═══ EXTRACTED MATERIAL

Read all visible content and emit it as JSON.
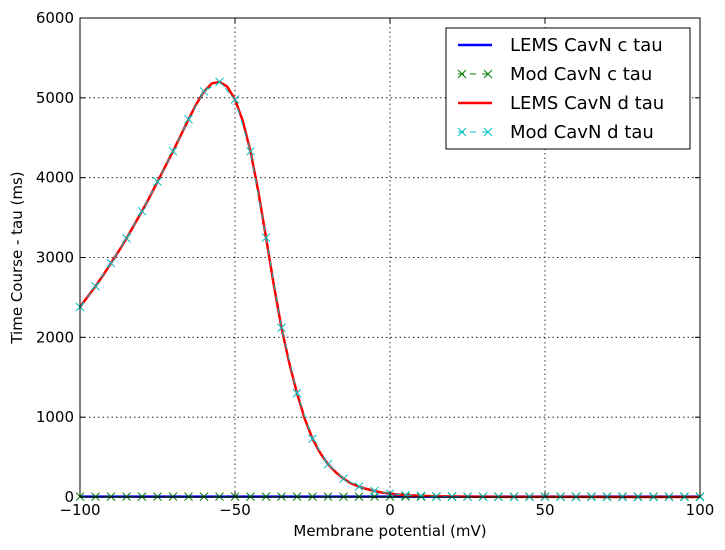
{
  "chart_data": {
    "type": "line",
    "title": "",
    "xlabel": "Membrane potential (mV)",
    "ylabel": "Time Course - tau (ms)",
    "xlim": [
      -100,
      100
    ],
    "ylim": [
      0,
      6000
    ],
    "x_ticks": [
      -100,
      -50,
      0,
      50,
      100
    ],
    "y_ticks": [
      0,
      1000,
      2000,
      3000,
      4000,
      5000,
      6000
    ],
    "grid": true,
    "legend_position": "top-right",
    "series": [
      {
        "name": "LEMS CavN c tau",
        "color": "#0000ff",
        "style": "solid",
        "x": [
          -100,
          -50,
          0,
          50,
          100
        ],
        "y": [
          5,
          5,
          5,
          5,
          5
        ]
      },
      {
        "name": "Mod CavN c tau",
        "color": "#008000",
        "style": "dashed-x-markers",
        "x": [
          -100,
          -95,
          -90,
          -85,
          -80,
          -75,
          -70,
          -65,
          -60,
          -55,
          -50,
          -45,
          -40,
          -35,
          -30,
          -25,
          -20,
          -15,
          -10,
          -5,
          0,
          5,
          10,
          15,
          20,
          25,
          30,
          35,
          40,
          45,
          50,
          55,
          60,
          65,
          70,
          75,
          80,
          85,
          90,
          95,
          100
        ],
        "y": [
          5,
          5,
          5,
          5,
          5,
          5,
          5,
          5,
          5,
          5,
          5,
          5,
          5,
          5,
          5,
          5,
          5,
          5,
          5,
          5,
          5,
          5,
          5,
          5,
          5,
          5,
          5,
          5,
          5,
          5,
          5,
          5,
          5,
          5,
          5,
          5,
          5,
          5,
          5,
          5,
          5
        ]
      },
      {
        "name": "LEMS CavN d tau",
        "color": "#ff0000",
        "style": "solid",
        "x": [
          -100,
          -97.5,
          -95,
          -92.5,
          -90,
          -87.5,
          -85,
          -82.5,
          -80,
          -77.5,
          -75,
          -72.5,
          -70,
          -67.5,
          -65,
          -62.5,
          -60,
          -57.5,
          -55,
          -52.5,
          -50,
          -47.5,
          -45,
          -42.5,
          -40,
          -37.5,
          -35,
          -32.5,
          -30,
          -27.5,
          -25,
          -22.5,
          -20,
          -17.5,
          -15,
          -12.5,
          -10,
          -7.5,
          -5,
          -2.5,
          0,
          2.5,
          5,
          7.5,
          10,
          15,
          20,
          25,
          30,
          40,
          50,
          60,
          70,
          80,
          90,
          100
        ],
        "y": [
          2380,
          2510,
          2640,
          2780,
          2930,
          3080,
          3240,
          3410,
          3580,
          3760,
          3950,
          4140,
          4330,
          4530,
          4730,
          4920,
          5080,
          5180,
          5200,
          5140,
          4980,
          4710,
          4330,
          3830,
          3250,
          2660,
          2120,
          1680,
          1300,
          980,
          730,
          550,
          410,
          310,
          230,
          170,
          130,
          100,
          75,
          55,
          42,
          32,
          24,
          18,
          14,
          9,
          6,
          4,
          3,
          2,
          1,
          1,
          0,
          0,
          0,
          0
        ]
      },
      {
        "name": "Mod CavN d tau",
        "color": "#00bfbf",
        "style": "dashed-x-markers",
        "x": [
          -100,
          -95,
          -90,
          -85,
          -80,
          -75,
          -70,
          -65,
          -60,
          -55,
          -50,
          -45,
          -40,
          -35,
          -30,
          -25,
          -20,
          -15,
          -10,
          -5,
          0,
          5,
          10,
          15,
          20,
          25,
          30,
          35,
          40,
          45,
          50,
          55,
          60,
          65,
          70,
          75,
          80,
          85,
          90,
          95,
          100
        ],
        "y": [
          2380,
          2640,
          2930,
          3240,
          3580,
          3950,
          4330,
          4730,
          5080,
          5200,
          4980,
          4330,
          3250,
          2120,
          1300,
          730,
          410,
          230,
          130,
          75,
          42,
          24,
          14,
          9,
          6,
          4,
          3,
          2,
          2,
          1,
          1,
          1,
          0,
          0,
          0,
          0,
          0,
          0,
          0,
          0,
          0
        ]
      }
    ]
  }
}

══════
═══ EXTRACTED MATERIAL

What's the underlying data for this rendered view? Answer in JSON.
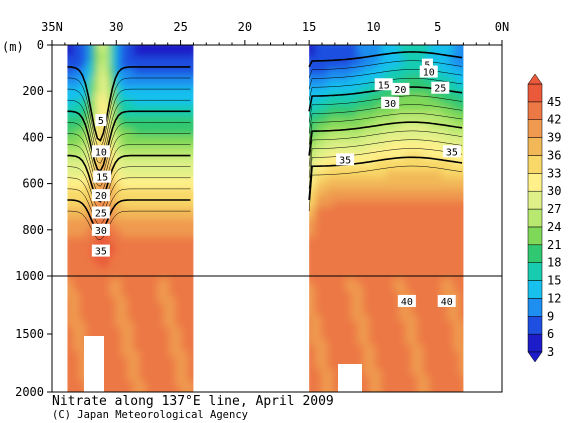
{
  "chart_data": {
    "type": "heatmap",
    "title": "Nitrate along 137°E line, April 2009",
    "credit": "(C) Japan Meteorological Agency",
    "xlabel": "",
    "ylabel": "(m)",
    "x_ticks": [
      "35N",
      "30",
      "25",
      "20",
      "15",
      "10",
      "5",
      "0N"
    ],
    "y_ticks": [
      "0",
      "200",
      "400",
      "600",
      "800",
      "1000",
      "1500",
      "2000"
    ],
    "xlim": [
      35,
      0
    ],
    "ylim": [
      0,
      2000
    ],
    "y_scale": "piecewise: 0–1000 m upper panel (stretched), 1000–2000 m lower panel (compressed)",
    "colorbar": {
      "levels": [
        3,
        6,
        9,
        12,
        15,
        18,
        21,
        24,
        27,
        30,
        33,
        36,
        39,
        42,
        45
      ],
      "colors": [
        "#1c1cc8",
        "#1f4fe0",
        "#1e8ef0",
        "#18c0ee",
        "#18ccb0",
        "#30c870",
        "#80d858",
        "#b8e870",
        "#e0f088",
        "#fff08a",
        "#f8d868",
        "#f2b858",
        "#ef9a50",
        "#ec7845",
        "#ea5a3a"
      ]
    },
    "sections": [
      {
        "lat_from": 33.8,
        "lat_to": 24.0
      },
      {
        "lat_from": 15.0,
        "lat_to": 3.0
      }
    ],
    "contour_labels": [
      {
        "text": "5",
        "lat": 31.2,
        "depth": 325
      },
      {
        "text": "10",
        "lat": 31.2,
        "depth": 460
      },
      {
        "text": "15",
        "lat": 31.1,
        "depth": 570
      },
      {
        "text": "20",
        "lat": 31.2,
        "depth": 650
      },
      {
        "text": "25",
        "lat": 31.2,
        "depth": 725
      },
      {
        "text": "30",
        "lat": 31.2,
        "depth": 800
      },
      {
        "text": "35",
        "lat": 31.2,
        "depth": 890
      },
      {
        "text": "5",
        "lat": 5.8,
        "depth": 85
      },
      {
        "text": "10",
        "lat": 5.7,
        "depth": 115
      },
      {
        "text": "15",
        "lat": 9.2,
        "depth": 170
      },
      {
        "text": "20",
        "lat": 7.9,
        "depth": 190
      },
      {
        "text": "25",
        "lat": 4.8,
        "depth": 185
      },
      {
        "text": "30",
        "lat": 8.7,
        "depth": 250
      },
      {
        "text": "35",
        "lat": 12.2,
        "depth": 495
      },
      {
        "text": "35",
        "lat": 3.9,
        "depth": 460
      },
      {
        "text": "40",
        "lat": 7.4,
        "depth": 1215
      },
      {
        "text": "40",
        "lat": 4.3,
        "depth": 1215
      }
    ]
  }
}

══════

DESCRIPTION OF THE TASK:
In the material above, show every line where the word "xlabel" turns up.

RESULT FOR THIS TASK:
    "xlabel": "Membrane potential (mV)",
    "xlabel": "",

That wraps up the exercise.